Source records:
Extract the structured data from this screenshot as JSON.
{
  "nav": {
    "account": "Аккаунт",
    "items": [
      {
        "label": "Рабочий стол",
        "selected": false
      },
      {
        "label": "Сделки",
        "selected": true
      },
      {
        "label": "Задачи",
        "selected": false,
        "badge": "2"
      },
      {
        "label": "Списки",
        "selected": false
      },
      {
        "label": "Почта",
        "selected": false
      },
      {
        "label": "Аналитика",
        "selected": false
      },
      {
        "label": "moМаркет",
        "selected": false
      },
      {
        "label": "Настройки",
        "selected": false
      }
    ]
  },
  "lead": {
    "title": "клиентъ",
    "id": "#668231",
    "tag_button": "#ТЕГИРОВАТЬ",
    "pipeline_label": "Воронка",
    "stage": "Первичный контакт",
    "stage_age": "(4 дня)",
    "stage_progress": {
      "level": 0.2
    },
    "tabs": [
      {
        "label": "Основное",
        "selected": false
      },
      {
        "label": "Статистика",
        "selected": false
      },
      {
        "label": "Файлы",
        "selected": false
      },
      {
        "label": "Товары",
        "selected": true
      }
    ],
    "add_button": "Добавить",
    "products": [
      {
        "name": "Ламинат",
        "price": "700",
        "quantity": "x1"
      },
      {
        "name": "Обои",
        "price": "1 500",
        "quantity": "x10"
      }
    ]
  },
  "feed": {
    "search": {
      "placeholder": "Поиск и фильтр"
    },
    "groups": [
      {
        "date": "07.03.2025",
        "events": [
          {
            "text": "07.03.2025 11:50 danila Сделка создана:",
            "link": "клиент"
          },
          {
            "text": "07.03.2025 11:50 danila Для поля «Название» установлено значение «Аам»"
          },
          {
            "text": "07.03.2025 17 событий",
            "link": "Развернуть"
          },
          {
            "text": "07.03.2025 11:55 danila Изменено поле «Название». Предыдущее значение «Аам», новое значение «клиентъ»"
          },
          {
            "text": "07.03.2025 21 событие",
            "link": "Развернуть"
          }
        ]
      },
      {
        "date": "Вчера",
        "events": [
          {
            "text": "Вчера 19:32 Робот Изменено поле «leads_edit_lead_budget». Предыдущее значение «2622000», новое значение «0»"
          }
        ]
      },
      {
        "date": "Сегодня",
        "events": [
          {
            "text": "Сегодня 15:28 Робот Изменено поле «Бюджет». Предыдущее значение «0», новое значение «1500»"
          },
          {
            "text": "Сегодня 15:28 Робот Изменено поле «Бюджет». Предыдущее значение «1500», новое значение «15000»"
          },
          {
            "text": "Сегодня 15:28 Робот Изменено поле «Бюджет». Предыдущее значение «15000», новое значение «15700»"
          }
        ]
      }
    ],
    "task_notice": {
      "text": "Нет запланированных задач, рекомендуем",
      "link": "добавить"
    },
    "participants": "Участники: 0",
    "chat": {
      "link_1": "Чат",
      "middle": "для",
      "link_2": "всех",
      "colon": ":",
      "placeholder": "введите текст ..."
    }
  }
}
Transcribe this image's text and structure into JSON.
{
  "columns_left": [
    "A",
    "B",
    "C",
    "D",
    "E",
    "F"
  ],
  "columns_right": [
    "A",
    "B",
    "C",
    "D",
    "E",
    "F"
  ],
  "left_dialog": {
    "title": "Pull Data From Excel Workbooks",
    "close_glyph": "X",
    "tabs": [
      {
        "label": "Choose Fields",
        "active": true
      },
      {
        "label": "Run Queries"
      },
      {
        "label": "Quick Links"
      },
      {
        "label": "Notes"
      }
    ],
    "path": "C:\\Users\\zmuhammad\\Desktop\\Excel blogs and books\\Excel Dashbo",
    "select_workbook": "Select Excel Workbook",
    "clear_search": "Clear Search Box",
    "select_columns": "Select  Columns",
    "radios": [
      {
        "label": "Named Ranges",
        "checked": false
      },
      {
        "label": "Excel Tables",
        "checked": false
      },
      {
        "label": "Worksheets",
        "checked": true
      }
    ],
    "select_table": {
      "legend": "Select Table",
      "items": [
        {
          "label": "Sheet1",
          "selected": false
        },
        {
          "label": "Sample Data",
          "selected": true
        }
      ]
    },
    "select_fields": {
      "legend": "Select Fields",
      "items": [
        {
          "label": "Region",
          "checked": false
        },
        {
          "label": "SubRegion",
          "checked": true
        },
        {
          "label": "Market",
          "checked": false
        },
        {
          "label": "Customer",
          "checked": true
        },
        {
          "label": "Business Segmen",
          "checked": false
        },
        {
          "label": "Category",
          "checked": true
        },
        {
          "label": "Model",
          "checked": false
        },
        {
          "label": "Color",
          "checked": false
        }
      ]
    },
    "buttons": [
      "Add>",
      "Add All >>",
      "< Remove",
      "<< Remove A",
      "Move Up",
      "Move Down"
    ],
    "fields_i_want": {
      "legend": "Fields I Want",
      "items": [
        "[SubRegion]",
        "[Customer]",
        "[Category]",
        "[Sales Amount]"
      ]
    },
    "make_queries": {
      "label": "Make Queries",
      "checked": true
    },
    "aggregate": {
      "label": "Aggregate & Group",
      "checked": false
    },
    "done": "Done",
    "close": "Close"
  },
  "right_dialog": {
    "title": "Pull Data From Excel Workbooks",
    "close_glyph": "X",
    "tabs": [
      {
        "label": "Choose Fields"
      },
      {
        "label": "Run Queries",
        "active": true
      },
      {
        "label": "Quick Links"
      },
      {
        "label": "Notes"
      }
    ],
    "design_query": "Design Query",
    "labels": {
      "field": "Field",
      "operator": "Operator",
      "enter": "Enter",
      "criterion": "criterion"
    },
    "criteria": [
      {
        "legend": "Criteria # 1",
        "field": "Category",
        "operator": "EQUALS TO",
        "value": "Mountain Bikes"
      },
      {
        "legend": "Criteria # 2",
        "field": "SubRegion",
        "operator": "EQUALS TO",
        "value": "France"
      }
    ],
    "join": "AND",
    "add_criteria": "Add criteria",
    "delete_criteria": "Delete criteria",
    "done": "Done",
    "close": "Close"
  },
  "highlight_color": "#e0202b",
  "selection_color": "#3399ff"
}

Task objective: Write out every entry above, word for word.

Response to the exercise:
Extract the structured data from this screenshot as JSON.
{
  "nav": {
    "account": "Аккаунт",
    "items": [
      {
        "label": "Рабочий стол",
        "selected": false
      },
      {
        "label": "Сделки",
        "selected": true
      },
      {
        "label": "Задачи",
        "selected": false,
        "badge": "2"
      },
      {
        "label": "Списки",
        "selected": false
      },
      {
        "label": "Почта",
        "selected": false
      },
      {
        "label": "Аналитика",
        "selected": false
      },
      {
        "label": "moМаркет",
        "selected": false
      },
      {
        "label": "Настройки",
        "selected": false
      }
    ]
  },
  "lead": {
    "title": "клиентъ",
    "id": "#668231",
    "tag_button": "#ТЕГИРОВАТЬ",
    "pipeline_label": "Воронка",
    "stage": "Первичный контакт",
    "stage_age": "(4 дня)",
    "stage_progress": {
      "level": 0.2
    },
    "tabs": [
      {
        "label": "Основное",
        "selected": false
      },
      {
        "label": "Статистика",
        "selected": false
      },
      {
        "label": "Файлы",
        "selected": false
      },
      {
        "label": "Товары",
        "selected": true
      }
    ],
    "add_button": "Добавить",
    "products": [
      {
        "name": "Ламинат",
        "price": "700",
        "quantity": "x1"
      },
      {
        "name": "Обои",
        "price": "1 500",
        "quantity": "x10"
      }
    ]
  },
  "feed": {
    "search": {
      "placeholder": "Поиск и фильтр"
    },
    "groups": [
      {
        "date": "07.03.2025",
        "events": [
          {
            "text": "07.03.2025 11:50 danila Сделка создана:",
            "link": "клиент"
          },
          {
            "text": "07.03.2025 11:50 danila Для поля «Название» установлено значение «Аам»"
          },
          {
            "text": "07.03.2025 17 событий",
            "link": "Развернуть"
          },
          {
            "text": "07.03.2025 11:55 danila Изменено поле «Название». Предыдущее значение «Аам», новое значение «клиентъ»"
          },
          {
            "text": "07.03.2025 21 событие",
            "link": "Развернуть"
          }
        ]
      },
      {
        "date": "Вчера",
        "events": [
          {
            "text": "Вчера 19:32 Робот Изменено поле «leads_edit_lead_budget». Предыдущее значение «2622000», новое значение «0»"
          }
        ]
      },
      {
        "date": "Сегодня",
        "events": [
          {
            "text": "Сегодня 15:28 Робот Изменено поле «Бюджет». Предыдущее значение «0», новое значение «1500»"
          },
          {
            "text": "Сегодня 15:28 Робот Изменено поле «Бюджет». Предыдущее значение «1500», новое значение «15000»"
          },
          {
            "text": "Сегодня 15:28 Робот Изменено поле «Бюджет». Предыдущее значение «15000», новое значение «15700»"
          }
        ]
      }
    ],
    "task_notice": {
      "text": "Нет запланированных задач, рекомендуем",
      "link": "добавить"
    },
    "participants": "Участники: 0",
    "chat": {
      "link_1": "Чат",
      "middle": "для",
      "link_2": "всех",
      "colon": ":",
      "placeholder": "введите текст ..."
    }
  }
}
Transcribe this image's text and structure into JSON.
{
  "columns_left": [
    "A",
    "B",
    "C",
    "D",
    "E",
    "F"
  ],
  "columns_right": [
    "A",
    "B",
    "C",
    "D",
    "E",
    "F"
  ],
  "left_dialog": {
    "title": "Pull Data From Excel Workbooks",
    "close_glyph": "X",
    "tabs": [
      {
        "label": "Choose Fields",
        "active": true
      },
      {
        "label": "Run Queries"
      },
      {
        "label": "Quick Links"
      },
      {
        "label": "Notes"
      }
    ],
    "path": "C:\\Users\\zmuhammad\\Desktop\\Excel blogs and books\\Excel Dashbo",
    "select_workbook": "Select Excel Workbook",
    "clear_search": "Clear Search Box",
    "select_columns": "Select  Columns",
    "radios": [
      {
        "label": "Named Ranges",
        "checked": false
      },
      {
        "label": "Excel Tables",
        "checked": false
      },
      {
        "label": "Worksheets",
        "checked": true
      }
    ],
    "select_table": {
      "legend": "Select Table",
      "items": [
        {
          "label": "Sheet1",
          "selected": false
        },
        {
          "label": "Sample Data",
          "selected": true
        }
      ]
    },
    "select_fields": {
      "legend": "Select Fields",
      "items": [
        {
          "label": "Region",
          "checked": false
        },
        {
          "label": "SubRegion",
          "checked": true
        },
        {
          "label": "Market",
          "checked": false
        },
        {
          "label": "Customer",
          "checked": true
        },
        {
          "label": "Business Segmen",
          "checked": false
        },
        {
          "label": "Category",
          "checked": true
        },
        {
          "label": "Model",
          "checked": false
        },
        {
          "label": "Color",
          "checked": false
        }
      ]
    },
    "buttons": [
      "Add>",
      "Add All >>",
      "< Remove",
      "<< Remove A",
      "Move Up",
      "Move Down"
    ],
    "fields_i_want": {
      "legend": "Fields I Want",
      "items": [
        "[SubRegion]",
        "[Customer]",
        "[Category]",
        "[Sales Amount]"
      ]
    },
    "make_queries": {
      "label": "Make Queries",
      "checked": true
    },
    "aggregate": {
      "label": "Aggregate & Group",
      "checked": false
    },
    "done": "Done",
    "close": "Close"
  },
  "right_dialog": {
    "title": "Pull Data From Excel Workbooks",
    "close_glyph": "X",
    "tabs": [
      {
        "label": "Choose Fields"
      },
      {
        "label": "Run Queries",
        "active": true
      },
      {
        "label": "Quick Links"
      },
      {
        "label": "Notes"
      }
    ],
    "design_query": "Design Query",
    "labels": {
      "field": "Field",
      "operator": "Operator",
      "enter": "Enter",
      "criterion": "criterion"
    },
    "criteria": [
      {
        "legend": "Criteria # 1",
        "field": "Category",
        "operator": "EQUALS TO",
        "value": "Mountain Bikes"
      },
      {
        "legend": "Criteria # 2",
        "field": "SubRegion",
        "operator": "EQUALS TO",
        "value": "France"
      }
    ],
    "join": "AND",
    "add_criteria": "Add criteria",
    "delete_criteria": "Delete criteria",
    "done": "Done",
    "close": "Close"
  },
  "highlight_color": "#e0202b",
  "selection_color": "#3399ff"
}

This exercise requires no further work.